Pick out the lines below that include the string "住房和城乡建设部关于印发".
— START —
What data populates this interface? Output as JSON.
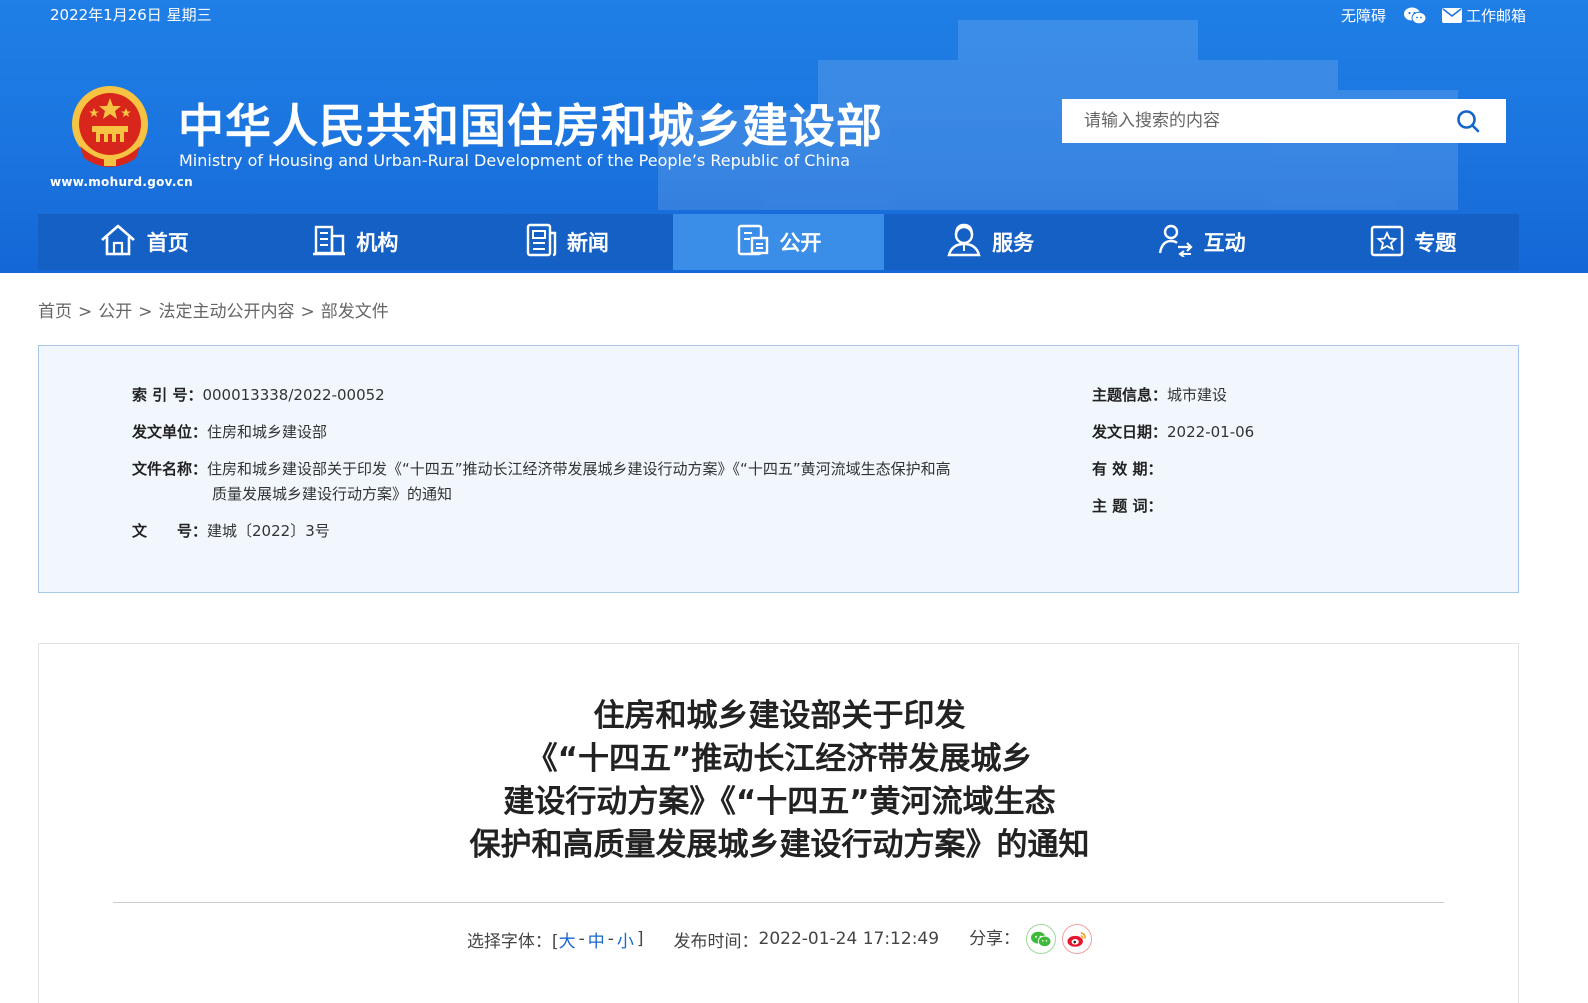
{
  "top": {
    "date": "2022年1月26日 星期三",
    "links": [
      {
        "label": "无障碍",
        "icon": ""
      },
      {
        "label": "",
        "icon": "wechat-icon"
      },
      {
        "label": "工作邮箱",
        "icon": "mail-icon"
      }
    ]
  },
  "site": {
    "url": "www.mohurd.gov.cn",
    "title_cn": "中华人民共和国住房和城乡建设部",
    "title_en": "Ministry of Housing and Urban-Rural Development of the People’s Republic of China"
  },
  "search": {
    "placeholder": "请输入搜索的内容"
  },
  "nav": [
    {
      "label": "首页",
      "icon": "home-icon",
      "active": false
    },
    {
      "label": "机构",
      "icon": "building-icon",
      "active": false
    },
    {
      "label": "新闻",
      "icon": "news-icon",
      "active": false
    },
    {
      "label": "公开",
      "icon": "document-icon",
      "active": true
    },
    {
      "label": "服务",
      "icon": "service-icon",
      "active": false
    },
    {
      "label": "互动",
      "icon": "interaction-icon",
      "active": false
    },
    {
      "label": "专题",
      "icon": "star-icon",
      "active": false
    }
  ],
  "breadcrumb": [
    "首页",
    "公开",
    "法定主动公开内容",
    "部发文件"
  ],
  "meta": {
    "index_label": "索 引 号：",
    "index_value": "000013338/2022-00052",
    "unit_label": "发文单位：",
    "unit_value": "住房和城乡建设部",
    "name_label": "文件名称：",
    "name_value_line1": "住房和城乡建设部关于印发《“十四五”推动长江经济带发展城乡建设行动方案》《“十四五”黄河流域生态保护和高",
    "name_value_line2": "质量发展城乡建设行动方案》的通知",
    "docno_label": "文　　号：",
    "docno_value": "建城〔2022〕3号",
    "topic_label": "主题信息：",
    "topic_value": "城市建设",
    "date_label": "发文日期：",
    "date_value": "2022-01-06",
    "valid_label": "有 效 期：",
    "keywords_label": "主 题 词："
  },
  "doc": {
    "title_lines": [
      "住房和城乡建设部关于印发",
      "《“十四五”推动长江经济带发展城乡",
      "建设行动方案》《“十四五”黄河流域生态",
      "保护和高质量发展城乡建设行动方案》的通知"
    ],
    "font_label": "选择字体：[",
    "font_large": "大",
    "font_medium": "中",
    "font_small": "小",
    "font_dash": "-",
    "font_close": "]",
    "publish_label": "发布时间：",
    "publish_value": "2022-01-24 17:12:49",
    "share_label": "分享：",
    "share_icons": [
      "wechat-share-icon",
      "weibo-share-icon"
    ]
  },
  "colors": {
    "header": "#1b74df",
    "nav": "#1460c5",
    "nav_active": "#3a8ee8",
    "link": "#1a66cc",
    "meta_bg": "#f2f7fd"
  }
}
— END —
Final result »
    "name_value_line1": "住房和城乡建设部关于印发《“十四五”推动长江经济带发展城乡建设行动方案》《“十四五”黄河流域生态保护和高",
      "住房和城乡建设部关于印发",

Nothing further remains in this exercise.